*Exercise material*:
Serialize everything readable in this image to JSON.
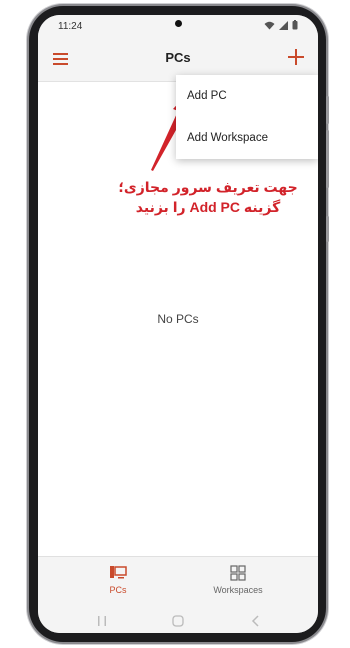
{
  "status_bar": {
    "time": "11:24"
  },
  "app_bar": {
    "title": "PCs",
    "menu_icon": "hamburger-menu-icon",
    "add_icon": "plus-icon"
  },
  "dropdown": {
    "items": [
      {
        "label": "Add PC"
      },
      {
        "label": "Add Workspace"
      }
    ]
  },
  "annotation": {
    "line1": "جهت تعریف سرور مجازی؛",
    "line2": "گزینه Add PC را بزنید"
  },
  "content": {
    "empty_message": "No PCs"
  },
  "bottom_nav": {
    "items": [
      {
        "label": "PCs",
        "icon": "monitor-icon",
        "active": true
      },
      {
        "label": "Workspaces",
        "icon": "grid-icon",
        "active": false
      }
    ]
  },
  "colors": {
    "accent": "#c94a2b",
    "annotation": "#d2232a",
    "bar_bg": "#f4f4f4"
  }
}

*What you have to do*:
Copy out every line of the data that includes "label".

*Response below*:
        "label": "Add PC"
        "label": "Add Workspace"
        "label": "PCs",
        "label": "Workspaces",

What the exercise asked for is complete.